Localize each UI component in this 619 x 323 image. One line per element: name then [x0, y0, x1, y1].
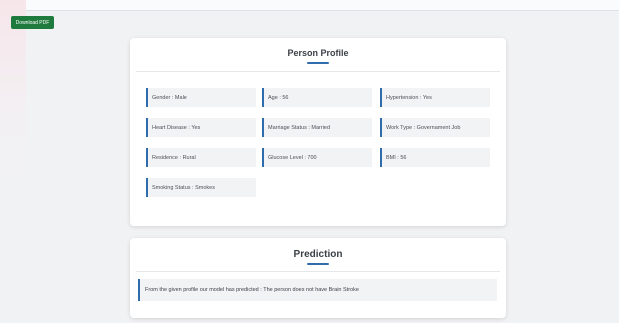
title-underline: [307, 62, 329, 64]
card-divider: [136, 71, 500, 72]
prediction-result: From the given profile our model has pre…: [138, 279, 497, 301]
field-residence: Residence : Rural: [146, 148, 256, 167]
profile-title: Person Profile: [287, 48, 349, 58]
field-work-type: Work Type : Governament Job: [380, 118, 490, 137]
prediction-card: Prediction From the given profile our mo…: [130, 238, 506, 318]
card-divider: [136, 271, 500, 272]
prediction-title: Prediction: [293, 249, 343, 260]
field-age: Age : 56: [262, 88, 372, 107]
field-gender: Gender : Male: [146, 88, 256, 107]
field-heart-disease: Heart Disease : Yes: [146, 118, 256, 137]
field-hypertension: Hypertension : Yes: [380, 88, 490, 107]
field-bmi: BMI : 56: [380, 148, 490, 167]
decorative-background-band: [0, 0, 26, 323]
top-bar: [0, 0, 619, 11]
field-glucose-level: Glucose Level : 700: [262, 148, 372, 167]
title-underline: [307, 263, 329, 265]
person-profile-card: Person Profile Gender : Male Age : 56 Hy…: [130, 38, 506, 226]
field-marriage-status: Marriage Status : Married: [262, 118, 372, 137]
download-pdf-button[interactable]: Download PDF: [11, 16, 54, 29]
field-smoking-status: Smoking Status : Smokes: [146, 178, 256, 197]
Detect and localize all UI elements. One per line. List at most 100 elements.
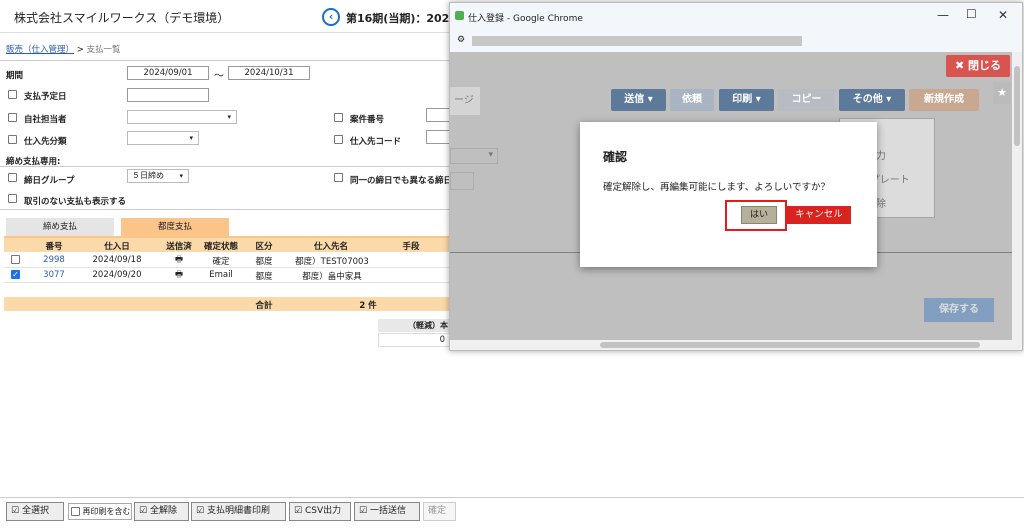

────────────────

» Given exercise
Reproduce everything from the beginning of the material down to the line containing "field-residence: Residence : Rural: [146, 148, 256, 167]", with both ends included. Omit the pictures.

» Correct output
Localize each UI component in this 619 x 323 image. One line per element: name then [x0, y0, x1, y1].
title-underline: [307, 62, 329, 64]
card-divider: [136, 71, 500, 72]
prediction-result: From the given profile our model has pre…: [138, 279, 497, 301]
field-residence: Residence : Rural: [146, 148, 256, 167]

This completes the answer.